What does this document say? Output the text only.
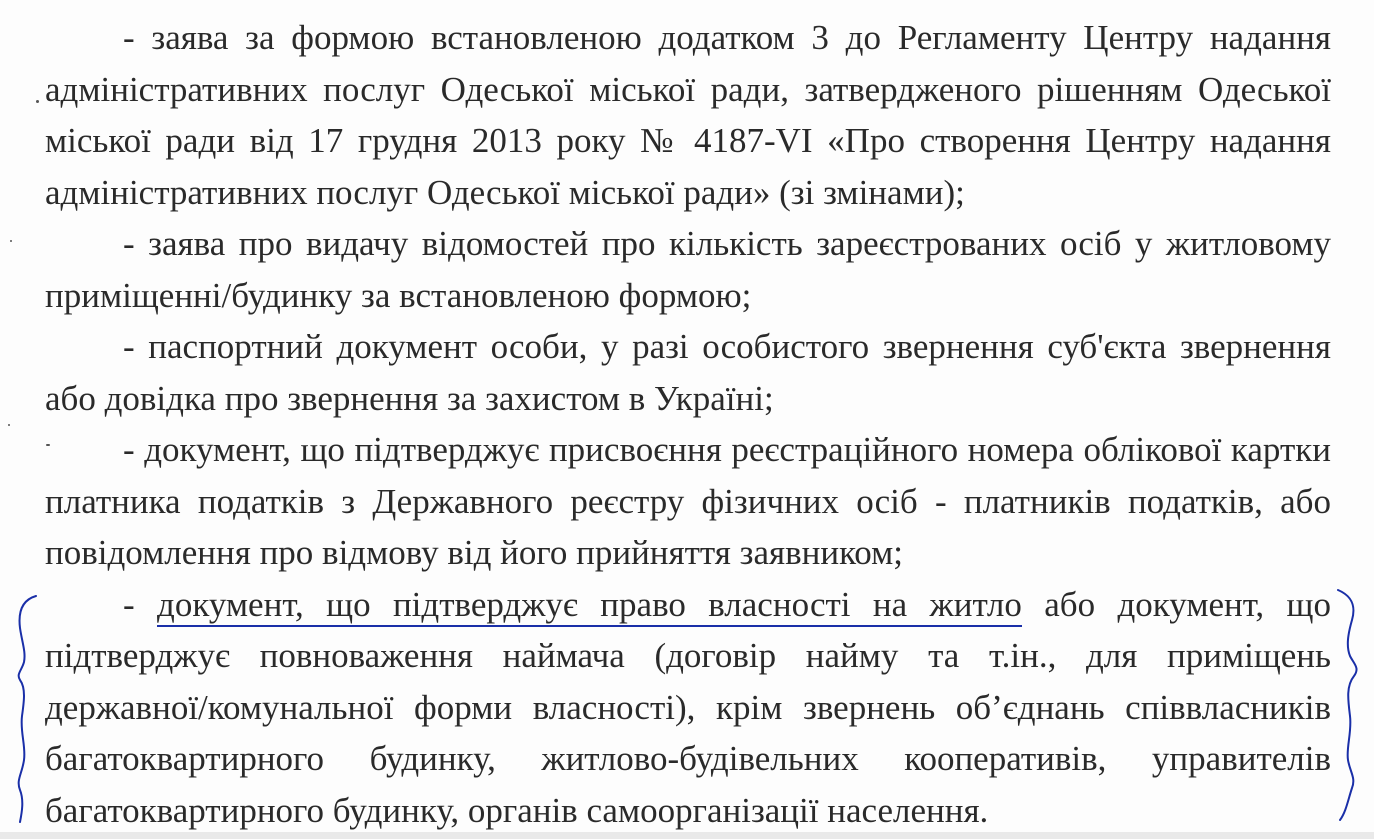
- заява за формою встановленою додатком 3 до Регламенту Центру надання адміністративних послуг Одеської міської ради, затвердженого рішенням Одеської міської ради від 17 грудня 2013 року № 4187-VI «Про створення Центру надання адміністративних послуг Одеської міської ради» (зі змінами);

- заява про видачу відомостей про кількість зареєстрованих осіб у житловому приміщенні/будинку за встановленою формою;

- паспортний документ особи, у разі особистого звернення суб'єкта звернення або довідка про звернення за захистом в Україні;

- документ, що підтверджує присвоєння реєстраційного номера облікової картки платника податків з Державного реєстру фізичних осіб - платників податків, або повідомлення про відмову від його прийняття заявником;

- документ, що підтверджує право власності на житло або документ, що підтверджує повноваження наймача (договір найму та т.ін., для приміщень державної/комунальної форми власності), крім звернень об’єднань співвласників багатоквартирного будинку, житлово-будівельних кооперативів, управителів багатоквартирного будинку, органів самоорганізації населення.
--------------------------------
Required task
Omit all pictures while transcribing the entries verbatim.

Final result
What does this document say? Output the text only.
- заява за формою встановленою додатком 3 до Регламенту Центру надання адміністративних послуг Одеської міської ради, затвердженого рішенням Одеської міської ради від 17 грудня 2013 року № 4187-VI «Про створення Центру надання адміністративних послуг Одеської міської ради» (зі змінами);

- заява про видачу відомостей про кількість зареєстрованих осіб у житловому приміщенні/будинку за встановленою формою;

- паспортний документ особи, у разі особистого звернення суб'єкта звернення або довідка про звернення за захистом в Україні;

- документ, що підтверджує присвоєння реєстраційного номера облікової картки платника податків з Державного реєстру фізичних осіб - платників податків, або повідомлення про відмову від його прийняття заявником;

- документ, що підтверджує право власності на житло або документ, що підтверджує повноваження наймача (договір найму та т.ін., для приміщень державної/комунальної форми власності), крім звернень об’єднань співвласників багатоквартирного будинку, житлово-будівельних кооперативів, управителів багатоквартирного будинку, органів самоорганізації населення.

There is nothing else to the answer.